_Exercise description_:
From the listing below, extract every line in which the word "更新リスト" appears.

_Data listing_:
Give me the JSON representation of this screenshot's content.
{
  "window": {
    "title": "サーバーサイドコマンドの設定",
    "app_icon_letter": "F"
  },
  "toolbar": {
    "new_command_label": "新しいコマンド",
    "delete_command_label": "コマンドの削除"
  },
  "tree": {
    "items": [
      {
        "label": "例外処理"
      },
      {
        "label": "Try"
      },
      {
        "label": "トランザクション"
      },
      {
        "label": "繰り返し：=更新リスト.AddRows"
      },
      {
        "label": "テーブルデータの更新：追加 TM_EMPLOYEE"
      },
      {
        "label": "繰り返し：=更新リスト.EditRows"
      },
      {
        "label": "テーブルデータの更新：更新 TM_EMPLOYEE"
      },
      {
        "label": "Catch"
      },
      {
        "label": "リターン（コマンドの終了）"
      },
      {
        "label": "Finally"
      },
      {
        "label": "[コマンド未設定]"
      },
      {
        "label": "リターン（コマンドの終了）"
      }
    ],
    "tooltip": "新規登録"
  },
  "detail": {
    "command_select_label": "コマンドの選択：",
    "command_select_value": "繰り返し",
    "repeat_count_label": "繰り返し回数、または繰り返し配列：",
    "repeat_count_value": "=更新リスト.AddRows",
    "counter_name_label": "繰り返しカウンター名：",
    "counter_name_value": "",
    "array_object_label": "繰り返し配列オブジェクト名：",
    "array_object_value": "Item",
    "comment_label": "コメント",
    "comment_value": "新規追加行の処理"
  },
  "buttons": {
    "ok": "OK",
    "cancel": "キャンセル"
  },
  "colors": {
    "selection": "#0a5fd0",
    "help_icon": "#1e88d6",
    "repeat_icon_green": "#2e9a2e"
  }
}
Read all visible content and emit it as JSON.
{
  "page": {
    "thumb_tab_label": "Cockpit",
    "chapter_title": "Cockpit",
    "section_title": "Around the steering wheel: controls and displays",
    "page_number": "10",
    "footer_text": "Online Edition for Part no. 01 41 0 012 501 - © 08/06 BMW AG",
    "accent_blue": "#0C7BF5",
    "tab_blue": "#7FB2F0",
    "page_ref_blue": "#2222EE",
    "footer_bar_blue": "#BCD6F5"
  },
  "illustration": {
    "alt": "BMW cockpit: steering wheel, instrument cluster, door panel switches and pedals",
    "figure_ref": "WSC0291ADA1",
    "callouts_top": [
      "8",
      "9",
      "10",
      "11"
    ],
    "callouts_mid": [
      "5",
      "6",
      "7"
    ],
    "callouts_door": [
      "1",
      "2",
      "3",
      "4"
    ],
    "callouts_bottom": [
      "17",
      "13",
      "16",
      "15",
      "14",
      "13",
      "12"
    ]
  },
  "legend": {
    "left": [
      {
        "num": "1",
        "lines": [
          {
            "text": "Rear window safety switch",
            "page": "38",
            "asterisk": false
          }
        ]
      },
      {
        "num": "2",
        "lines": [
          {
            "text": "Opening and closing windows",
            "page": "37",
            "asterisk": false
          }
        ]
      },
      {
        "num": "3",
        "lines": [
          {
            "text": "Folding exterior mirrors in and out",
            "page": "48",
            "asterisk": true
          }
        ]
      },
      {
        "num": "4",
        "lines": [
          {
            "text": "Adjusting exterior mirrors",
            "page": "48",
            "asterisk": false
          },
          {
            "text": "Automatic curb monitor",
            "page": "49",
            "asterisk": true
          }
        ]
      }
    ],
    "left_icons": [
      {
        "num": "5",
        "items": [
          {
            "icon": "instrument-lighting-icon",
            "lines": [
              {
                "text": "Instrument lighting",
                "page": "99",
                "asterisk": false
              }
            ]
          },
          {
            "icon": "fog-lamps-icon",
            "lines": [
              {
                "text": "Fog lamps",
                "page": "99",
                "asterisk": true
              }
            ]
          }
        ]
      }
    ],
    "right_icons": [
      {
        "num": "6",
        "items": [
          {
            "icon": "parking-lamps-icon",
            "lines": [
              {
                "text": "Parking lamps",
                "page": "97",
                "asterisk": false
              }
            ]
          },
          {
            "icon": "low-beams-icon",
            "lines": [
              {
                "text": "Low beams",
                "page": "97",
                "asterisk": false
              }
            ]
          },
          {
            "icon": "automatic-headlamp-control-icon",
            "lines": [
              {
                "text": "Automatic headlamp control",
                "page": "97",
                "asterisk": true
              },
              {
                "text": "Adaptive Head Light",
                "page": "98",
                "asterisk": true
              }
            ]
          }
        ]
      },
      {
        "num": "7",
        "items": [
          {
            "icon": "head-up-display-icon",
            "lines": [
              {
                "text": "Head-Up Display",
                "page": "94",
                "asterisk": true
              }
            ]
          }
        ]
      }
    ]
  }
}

_Task response_:
        "label": "繰り返し：=更新リスト.AddRows"
        "label": "繰り返し：=更新リスト.EditRows"
    "repeat_count_value": "=更新リスト.AddRows",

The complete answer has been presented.